YOUR INSTRUCTIONS
Identify and reproduce every line holding the string "this".
>>>>
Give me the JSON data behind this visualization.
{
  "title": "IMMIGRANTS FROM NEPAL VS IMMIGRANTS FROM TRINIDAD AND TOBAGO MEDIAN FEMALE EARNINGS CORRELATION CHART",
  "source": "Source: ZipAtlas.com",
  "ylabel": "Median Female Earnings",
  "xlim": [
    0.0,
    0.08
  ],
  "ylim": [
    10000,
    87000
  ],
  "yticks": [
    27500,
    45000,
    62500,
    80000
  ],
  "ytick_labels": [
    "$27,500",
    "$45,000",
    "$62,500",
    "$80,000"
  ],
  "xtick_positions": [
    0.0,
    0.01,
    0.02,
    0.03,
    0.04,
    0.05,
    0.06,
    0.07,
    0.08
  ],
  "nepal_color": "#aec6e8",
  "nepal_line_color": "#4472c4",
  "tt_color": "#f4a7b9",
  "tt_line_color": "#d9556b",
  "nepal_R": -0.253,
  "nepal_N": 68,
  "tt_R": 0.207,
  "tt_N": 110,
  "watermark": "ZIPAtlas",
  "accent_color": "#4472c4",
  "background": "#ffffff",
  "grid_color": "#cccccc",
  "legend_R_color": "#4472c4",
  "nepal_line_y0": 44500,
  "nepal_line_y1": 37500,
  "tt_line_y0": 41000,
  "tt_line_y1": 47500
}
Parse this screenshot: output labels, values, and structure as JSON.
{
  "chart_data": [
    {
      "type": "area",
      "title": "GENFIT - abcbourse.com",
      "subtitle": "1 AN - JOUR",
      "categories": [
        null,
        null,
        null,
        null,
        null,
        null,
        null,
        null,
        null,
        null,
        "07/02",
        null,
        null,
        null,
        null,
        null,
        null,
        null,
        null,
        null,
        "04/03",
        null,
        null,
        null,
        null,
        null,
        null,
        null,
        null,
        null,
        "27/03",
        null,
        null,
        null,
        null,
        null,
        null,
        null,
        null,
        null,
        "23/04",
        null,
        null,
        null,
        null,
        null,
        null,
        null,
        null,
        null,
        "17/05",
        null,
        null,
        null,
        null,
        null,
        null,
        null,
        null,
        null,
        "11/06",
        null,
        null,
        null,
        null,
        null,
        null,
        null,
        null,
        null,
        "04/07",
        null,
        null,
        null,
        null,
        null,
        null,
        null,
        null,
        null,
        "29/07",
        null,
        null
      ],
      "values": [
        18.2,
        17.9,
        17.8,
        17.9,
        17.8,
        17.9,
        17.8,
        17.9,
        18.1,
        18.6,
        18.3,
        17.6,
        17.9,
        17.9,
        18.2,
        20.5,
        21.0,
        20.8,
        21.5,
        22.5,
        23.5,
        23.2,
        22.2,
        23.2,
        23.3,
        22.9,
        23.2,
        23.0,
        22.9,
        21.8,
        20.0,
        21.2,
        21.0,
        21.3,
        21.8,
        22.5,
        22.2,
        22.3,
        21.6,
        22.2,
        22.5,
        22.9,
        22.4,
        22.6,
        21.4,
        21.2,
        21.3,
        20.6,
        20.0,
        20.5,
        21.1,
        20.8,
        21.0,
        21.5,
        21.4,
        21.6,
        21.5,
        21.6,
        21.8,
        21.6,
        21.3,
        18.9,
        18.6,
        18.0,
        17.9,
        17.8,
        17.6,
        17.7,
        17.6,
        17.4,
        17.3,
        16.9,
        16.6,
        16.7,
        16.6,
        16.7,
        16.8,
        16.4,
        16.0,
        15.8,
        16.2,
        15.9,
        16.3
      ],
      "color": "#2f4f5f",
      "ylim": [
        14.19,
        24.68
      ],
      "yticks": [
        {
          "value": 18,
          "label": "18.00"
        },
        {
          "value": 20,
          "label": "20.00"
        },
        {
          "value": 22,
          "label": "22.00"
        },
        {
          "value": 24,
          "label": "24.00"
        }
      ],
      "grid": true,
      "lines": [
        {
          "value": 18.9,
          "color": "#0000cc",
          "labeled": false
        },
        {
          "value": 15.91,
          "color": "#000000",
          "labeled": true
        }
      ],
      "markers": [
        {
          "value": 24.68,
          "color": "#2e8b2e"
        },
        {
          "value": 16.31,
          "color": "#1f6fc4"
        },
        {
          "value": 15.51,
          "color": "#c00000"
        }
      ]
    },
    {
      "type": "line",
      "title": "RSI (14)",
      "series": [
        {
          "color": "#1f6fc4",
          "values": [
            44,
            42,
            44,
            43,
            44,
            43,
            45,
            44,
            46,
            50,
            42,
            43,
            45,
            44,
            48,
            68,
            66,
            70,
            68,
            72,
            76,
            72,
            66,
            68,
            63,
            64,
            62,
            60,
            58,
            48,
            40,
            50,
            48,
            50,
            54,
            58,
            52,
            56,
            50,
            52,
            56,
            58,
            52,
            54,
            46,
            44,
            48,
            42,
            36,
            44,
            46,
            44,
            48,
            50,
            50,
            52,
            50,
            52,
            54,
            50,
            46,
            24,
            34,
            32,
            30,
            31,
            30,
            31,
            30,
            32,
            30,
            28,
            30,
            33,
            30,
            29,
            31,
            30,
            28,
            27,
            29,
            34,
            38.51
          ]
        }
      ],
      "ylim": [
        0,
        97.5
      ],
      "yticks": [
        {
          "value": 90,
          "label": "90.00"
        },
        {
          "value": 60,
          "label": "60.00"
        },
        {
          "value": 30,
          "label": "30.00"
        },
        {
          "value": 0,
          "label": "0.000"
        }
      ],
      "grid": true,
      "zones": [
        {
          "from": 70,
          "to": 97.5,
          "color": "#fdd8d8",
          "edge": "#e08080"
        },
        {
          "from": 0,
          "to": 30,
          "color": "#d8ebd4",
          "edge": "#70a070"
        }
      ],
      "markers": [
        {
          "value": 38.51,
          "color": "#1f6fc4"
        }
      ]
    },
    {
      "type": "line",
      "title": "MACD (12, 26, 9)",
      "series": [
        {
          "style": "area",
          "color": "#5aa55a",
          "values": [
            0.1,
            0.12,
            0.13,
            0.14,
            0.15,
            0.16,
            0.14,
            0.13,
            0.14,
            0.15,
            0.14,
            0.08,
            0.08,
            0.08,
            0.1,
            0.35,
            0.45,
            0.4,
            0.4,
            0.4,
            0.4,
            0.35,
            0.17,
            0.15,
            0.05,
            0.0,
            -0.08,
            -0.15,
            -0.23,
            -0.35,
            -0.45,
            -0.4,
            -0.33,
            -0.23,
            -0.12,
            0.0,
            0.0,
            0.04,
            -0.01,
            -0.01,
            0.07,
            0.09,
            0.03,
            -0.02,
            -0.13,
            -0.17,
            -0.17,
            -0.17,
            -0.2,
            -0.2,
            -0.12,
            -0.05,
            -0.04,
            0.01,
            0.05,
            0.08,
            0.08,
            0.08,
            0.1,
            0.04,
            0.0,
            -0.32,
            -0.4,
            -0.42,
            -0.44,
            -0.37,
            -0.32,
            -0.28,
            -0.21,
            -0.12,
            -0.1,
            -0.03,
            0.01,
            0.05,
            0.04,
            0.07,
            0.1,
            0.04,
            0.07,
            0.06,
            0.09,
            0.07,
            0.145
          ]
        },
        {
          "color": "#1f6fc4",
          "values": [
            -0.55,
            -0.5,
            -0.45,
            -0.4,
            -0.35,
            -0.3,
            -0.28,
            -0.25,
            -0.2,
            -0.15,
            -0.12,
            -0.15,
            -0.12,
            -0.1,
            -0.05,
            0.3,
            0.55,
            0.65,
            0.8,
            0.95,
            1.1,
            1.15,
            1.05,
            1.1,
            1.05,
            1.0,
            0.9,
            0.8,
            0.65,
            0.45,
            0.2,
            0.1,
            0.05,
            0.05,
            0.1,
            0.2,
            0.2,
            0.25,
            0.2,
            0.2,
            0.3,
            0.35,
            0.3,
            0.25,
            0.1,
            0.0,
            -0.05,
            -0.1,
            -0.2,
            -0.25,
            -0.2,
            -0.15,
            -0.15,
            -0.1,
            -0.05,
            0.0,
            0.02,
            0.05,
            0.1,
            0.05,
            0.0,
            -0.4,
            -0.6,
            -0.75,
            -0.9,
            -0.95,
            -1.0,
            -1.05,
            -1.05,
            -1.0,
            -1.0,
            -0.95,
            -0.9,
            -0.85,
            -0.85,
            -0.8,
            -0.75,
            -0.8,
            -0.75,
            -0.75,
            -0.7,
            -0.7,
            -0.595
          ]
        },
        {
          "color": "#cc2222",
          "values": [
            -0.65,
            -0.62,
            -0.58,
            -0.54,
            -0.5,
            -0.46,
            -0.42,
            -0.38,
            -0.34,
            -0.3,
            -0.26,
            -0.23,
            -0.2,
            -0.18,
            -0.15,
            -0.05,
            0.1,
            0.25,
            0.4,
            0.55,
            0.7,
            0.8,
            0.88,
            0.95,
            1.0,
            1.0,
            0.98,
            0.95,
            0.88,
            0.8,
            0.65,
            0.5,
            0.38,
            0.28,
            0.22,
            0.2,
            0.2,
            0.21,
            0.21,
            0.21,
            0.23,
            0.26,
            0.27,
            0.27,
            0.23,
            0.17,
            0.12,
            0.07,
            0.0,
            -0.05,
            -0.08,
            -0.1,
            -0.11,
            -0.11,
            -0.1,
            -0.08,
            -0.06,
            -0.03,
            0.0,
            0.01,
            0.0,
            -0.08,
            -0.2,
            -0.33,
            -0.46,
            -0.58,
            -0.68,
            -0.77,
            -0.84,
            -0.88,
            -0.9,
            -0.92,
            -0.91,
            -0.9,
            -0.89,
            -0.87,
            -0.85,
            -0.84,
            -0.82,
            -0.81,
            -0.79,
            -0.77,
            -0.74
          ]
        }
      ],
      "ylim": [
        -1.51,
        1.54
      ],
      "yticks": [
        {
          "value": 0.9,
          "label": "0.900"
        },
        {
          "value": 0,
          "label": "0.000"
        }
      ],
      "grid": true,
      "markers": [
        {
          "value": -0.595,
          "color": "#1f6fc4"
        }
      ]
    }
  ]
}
<<<<
EXERCISE SOLUTION
Give me the JSON data behind this visualization.
Parse this screenshot: output labels, values, and structure as JSON.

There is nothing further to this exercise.